** start of DATA **

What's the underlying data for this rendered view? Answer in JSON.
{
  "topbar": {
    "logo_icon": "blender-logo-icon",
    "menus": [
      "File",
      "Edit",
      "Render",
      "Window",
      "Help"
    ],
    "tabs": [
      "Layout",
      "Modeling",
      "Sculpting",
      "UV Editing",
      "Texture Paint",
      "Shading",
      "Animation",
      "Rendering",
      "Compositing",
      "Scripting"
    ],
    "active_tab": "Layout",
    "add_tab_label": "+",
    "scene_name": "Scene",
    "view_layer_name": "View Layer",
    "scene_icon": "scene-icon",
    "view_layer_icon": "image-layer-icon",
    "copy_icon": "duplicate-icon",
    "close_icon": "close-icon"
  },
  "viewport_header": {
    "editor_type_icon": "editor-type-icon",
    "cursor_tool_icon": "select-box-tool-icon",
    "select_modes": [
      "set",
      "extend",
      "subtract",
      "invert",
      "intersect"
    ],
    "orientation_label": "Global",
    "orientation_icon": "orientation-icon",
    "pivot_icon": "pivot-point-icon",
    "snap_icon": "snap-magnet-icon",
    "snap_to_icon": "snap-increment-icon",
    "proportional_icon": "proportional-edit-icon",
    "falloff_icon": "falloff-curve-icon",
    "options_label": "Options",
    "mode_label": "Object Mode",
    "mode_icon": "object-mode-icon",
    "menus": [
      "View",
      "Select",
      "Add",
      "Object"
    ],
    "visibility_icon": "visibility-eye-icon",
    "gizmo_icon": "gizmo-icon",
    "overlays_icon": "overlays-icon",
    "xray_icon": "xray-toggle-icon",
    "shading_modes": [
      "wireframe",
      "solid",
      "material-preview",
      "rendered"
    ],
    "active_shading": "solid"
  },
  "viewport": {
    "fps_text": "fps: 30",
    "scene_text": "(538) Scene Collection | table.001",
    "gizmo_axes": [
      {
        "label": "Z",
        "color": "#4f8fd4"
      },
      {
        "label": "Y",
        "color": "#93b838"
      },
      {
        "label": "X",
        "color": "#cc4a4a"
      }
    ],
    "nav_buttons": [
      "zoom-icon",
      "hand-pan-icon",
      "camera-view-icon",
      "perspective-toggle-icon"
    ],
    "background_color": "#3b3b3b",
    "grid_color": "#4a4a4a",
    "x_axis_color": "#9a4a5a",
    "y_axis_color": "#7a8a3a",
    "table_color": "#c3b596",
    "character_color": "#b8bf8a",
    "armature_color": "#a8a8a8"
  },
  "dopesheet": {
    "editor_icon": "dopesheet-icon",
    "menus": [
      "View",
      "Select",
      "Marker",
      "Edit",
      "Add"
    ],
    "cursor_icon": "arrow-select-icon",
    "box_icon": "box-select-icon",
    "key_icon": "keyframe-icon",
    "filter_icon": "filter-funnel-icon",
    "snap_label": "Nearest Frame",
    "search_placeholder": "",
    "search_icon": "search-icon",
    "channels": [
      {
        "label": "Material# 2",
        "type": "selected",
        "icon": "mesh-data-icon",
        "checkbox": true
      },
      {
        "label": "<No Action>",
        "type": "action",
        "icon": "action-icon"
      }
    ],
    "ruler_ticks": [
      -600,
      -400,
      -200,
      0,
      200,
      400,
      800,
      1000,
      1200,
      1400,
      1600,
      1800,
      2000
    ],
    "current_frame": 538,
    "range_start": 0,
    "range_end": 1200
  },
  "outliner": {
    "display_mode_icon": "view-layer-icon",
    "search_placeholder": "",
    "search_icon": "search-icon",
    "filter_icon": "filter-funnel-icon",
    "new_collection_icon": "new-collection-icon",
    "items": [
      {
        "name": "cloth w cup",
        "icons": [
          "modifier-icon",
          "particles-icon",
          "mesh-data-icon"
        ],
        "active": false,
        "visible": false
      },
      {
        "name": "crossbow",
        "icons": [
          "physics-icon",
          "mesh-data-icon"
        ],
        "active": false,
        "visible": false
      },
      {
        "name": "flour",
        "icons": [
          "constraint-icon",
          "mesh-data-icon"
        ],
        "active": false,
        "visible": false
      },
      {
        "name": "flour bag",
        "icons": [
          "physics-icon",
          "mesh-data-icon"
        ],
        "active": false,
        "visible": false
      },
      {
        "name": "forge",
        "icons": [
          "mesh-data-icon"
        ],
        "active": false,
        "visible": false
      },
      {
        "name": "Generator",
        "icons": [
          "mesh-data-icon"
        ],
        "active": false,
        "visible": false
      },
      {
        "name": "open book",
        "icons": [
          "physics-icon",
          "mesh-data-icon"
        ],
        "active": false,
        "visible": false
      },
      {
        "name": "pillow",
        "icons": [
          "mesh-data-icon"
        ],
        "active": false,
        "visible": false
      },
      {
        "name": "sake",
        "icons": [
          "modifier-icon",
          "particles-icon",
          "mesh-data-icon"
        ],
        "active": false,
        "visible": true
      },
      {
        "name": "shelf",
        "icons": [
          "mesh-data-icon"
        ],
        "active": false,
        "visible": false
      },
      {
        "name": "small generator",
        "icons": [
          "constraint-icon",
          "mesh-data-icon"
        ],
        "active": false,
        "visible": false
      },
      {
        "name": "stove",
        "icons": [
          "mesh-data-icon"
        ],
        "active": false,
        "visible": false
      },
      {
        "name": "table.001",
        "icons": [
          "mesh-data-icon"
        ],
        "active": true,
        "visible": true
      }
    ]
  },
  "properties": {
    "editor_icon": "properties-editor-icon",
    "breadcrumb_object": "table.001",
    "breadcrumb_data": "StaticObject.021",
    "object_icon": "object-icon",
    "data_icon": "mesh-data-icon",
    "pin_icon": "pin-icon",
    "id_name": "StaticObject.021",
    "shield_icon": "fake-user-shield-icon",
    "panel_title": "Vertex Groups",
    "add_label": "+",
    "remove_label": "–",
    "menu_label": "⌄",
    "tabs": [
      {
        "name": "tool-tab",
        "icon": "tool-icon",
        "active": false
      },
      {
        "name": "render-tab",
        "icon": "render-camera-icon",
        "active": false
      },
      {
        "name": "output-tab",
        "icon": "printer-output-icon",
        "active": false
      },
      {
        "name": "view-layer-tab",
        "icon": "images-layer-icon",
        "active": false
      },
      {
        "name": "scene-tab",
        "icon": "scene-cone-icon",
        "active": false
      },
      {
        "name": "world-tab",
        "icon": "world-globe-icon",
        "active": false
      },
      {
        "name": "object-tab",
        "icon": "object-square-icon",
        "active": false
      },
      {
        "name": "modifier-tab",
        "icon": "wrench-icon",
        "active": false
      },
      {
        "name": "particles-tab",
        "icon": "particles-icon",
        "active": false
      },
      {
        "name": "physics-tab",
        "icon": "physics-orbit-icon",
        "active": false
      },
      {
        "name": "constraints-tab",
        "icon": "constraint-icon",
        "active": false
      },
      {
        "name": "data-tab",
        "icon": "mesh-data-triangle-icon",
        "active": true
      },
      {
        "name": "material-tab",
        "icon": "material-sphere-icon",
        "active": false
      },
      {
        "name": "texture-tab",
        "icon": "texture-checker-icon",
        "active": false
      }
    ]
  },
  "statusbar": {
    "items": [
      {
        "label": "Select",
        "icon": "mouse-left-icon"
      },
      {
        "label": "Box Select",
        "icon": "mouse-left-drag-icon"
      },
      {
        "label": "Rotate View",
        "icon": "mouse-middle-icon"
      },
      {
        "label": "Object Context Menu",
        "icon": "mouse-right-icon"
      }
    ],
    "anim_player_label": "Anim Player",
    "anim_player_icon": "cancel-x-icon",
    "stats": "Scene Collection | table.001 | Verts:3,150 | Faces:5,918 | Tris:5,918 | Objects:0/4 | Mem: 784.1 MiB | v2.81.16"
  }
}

** end of DATA **

Extract every line above exactly as it stands.

What's the underlying data for this rendered view? Answer in JSON.
{
  "topbar": {
    "logo_icon": "blender-logo-icon",
    "menus": [
      "File",
      "Edit",
      "Render",
      "Window",
      "Help"
    ],
    "tabs": [
      "Layout",
      "Modeling",
      "Sculpting",
      "UV Editing",
      "Texture Paint",
      "Shading",
      "Animation",
      "Rendering",
      "Compositing",
      "Scripting"
    ],
    "active_tab": "Layout",
    "add_tab_label": "+",
    "scene_name": "Scene",
    "view_layer_name": "View Layer",
    "scene_icon": "scene-icon",
    "view_layer_icon": "image-layer-icon",
    "copy_icon": "duplicate-icon",
    "close_icon": "close-icon"
  },
  "viewport_header": {
    "editor_type_icon": "editor-type-icon",
    "cursor_tool_icon": "select-box-tool-icon",
    "select_modes": [
      "set",
      "extend",
      "subtract",
      "invert",
      "intersect"
    ],
    "orientation_label": "Global",
    "orientation_icon": "orientation-icon",
    "pivot_icon": "pivot-point-icon",
    "snap_icon": "snap-magnet-icon",
    "snap_to_icon": "snap-increment-icon",
    "proportional_icon": "proportional-edit-icon",
    "falloff_icon": "falloff-curve-icon",
    "options_label": "Options",
    "mode_label": "Object Mode",
    "mode_icon": "object-mode-icon",
    "menus": [
      "View",
      "Select",
      "Add",
      "Object"
    ],
    "visibility_icon": "visibility-eye-icon",
    "gizmo_icon": "gizmo-icon",
    "overlays_icon": "overlays-icon",
    "xray_icon": "xray-toggle-icon",
    "shading_modes": [
      "wireframe",
      "solid",
      "material-preview",
      "rendered"
    ],
    "active_shading": "solid"
  },
  "viewport": {
    "fps_text": "fps: 30",
    "scene_text": "(538) Scene Collection | table.001",
    "gizmo_axes": [
      {
        "label": "Z",
        "color": "#4f8fd4"
      },
      {
        "label": "Y",
        "color": "#93b838"
      },
      {
        "label": "X",
        "color": "#cc4a4a"
      }
    ],
    "nav_buttons": [
      "zoom-icon",
      "hand-pan-icon",
      "camera-view-icon",
      "perspective-toggle-icon"
    ],
    "background_color": "#3b3b3b",
    "grid_color": "#4a4a4a",
    "x_axis_color": "#9a4a5a",
    "y_axis_color": "#7a8a3a",
    "table_color": "#c3b596",
    "character_color": "#b8bf8a",
    "armature_color": "#a8a8a8"
  },
  "dopesheet": {
    "editor_icon": "dopesheet-icon",
    "menus": [
      "View",
      "Select",
      "Marker",
      "Edit",
      "Add"
    ],
    "cursor_icon": "arrow-select-icon",
    "box_icon": "box-select-icon",
    "key_icon": "keyframe-icon",
    "filter_icon": "filter-funnel-icon",
    "snap_label": "Nearest Frame",
    "search_placeholder": "",
    "search_icon": "search-icon",
    "channels": [
      {
        "label": "Material# 2",
        "type": "selected",
        "icon": "mesh-data-icon",
        "checkbox": true
      },
      {
        "label": "<No Action>",
        "type": "action",
        "icon": "action-icon"
      }
    ],
    "ruler_ticks": [
      -600,
      -400,
      -200,
      0,
      200,
      400,
      800,
      1000,
      1200,
      1400,
      1600,
      1800,
      2000
    ],
    "current_frame": 538,
    "range_start": 0,
    "range_end": 1200
  },
  "outliner": {
    "display_mode_icon": "view-layer-icon",
    "search_placeholder": "",
    "search_icon": "search-icon",
    "filter_icon": "filter-funnel-icon",
    "new_collection_icon": "new-collection-icon",
    "items": [
      {
        "name": "cloth w cup",
        "icons": [
          "modifier-icon",
          "particles-icon",
          "mesh-data-icon"
        ],
        "active": false,
        "visible": false
      },
      {
        "name": "crossbow",
        "icons": [
          "physics-icon",
          "mesh-data-icon"
        ],
        "active": false,
        "visible": false
      },
      {
        "name": "flour",
        "icons": [
          "constraint-icon",
          "mesh-data-icon"
        ],
        "active": false,
        "visible": false
      },
      {
        "name": "flour bag",
        "icons": [
          "physics-icon",
          "mesh-data-icon"
        ],
        "active": false,
        "visible": false
      },
      {
        "name": "forge",
        "icons": [
          "mesh-data-icon"
        ],
        "active": false,
        "visible": false
      },
      {
        "name": "Generator",
        "icons": [
          "mesh-data-icon"
        ],
        "active": false,
        "visible": false
      },
      {
        "name": "open book",
        "icons": [
          "physics-icon",
          "mesh-data-icon"
        ],
        "active": false,
        "visible": false
      },
      {
        "name": "pillow",
        "icons": [
          "mesh-data-icon"
        ],
        "active": false,
        "visible": false
      },
      {
        "name": "sake",
        "icons": [
          "modifier-icon",
          "particles-icon",
          "mesh-data-icon"
        ],
        "active": false,
        "visible": true
      },
      {
        "name": "shelf",
        "icons": [
          "mesh-data-icon"
        ],
        "active": false,
        "visible": false
      },
      {
        "name": "small generator",
        "icons": [
          "constraint-icon",
          "mesh-data-icon"
        ],
        "active": false,
        "visible": false
      },
      {
        "name": "stove",
        "icons": [
          "mesh-data-icon"
        ],
        "active": false,
        "visible": false
      },
      {
        "name": "table.001",
        "icons": [
          "mesh-data-icon"
        ],
        "active": true,
        "visible": true
      }
    ]
  },
  "properties": {
    "editor_icon": "properties-editor-icon",
    "breadcrumb_object": "table.001",
    "breadcrumb_data": "StaticObject.021",
    "object_icon": "object-icon",
    "data_icon": "mesh-data-icon",
    "pin_icon": "pin-icon",
    "id_name": "StaticObject.021",
    "shield_icon": "fake-user-shield-icon",
    "panel_title": "Vertex Groups",
    "add_label": "+",
    "remove_label": "–",
    "menu_label": "⌄",
    "tabs": [
      {
        "name": "tool-tab",
        "icon": "tool-icon",
        "active": false
      },
      {
        "name": "render-tab",
        "icon": "render-camera-icon",
        "active": false
      },
      {
        "name": "output-tab",
        "icon": "printer-output-icon",
        "active": false
      },
      {
        "name": "view-layer-tab",
        "icon": "images-layer-icon",
        "active": false
      },
      {
        "name": "scene-tab",
        "icon": "scene-cone-icon",
        "active": false
      },
      {
        "name": "world-tab",
        "icon": "world-globe-icon",
        "active": false
      },
      {
        "name": "object-tab",
        "icon": "object-square-icon",
        "active": false
      },
      {
        "name": "modifier-tab",
        "icon": "wrench-icon",
        "active": false
      },
      {
        "name": "particles-tab",
        "icon": "particles-icon",
        "active": false
      },
      {
        "name": "physics-tab",
        "icon": "physics-orbit-icon",
        "active": false
      },
      {
        "name": "constraints-tab",
        "icon": "constraint-icon",
        "active": false
      },
      {
        "name": "data-tab",
        "icon": "mesh-data-triangle-icon",
        "active": true
      },
      {
        "name": "material-tab",
        "icon": "material-sphere-icon",
        "active": false
      },
      {
        "name": "texture-tab",
        "icon": "texture-checker-icon",
        "active": false
      }
    ]
  },
  "statusbar": {
    "items": [
      {
        "label": "Select",
        "icon": "mouse-left-icon"
      },
      {
        "label": "Box Select",
        "icon": "mouse-left-drag-icon"
      },
      {
        "label": "Rotate View",
        "icon": "mouse-middle-icon"
      },
      {
        "label": "Object Context Menu",
        "icon": "mouse-right-icon"
      }
    ],
    "anim_player_label": "Anim Player",
    "anim_player_icon": "cancel-x-icon",
    "stats": "Scene Collection | table.001 | Verts:3,150 | Faces:5,918 | Tris:5,918 | Objects:0/4 | Mem: 784.1 MiB | v2.81.16"
  }
}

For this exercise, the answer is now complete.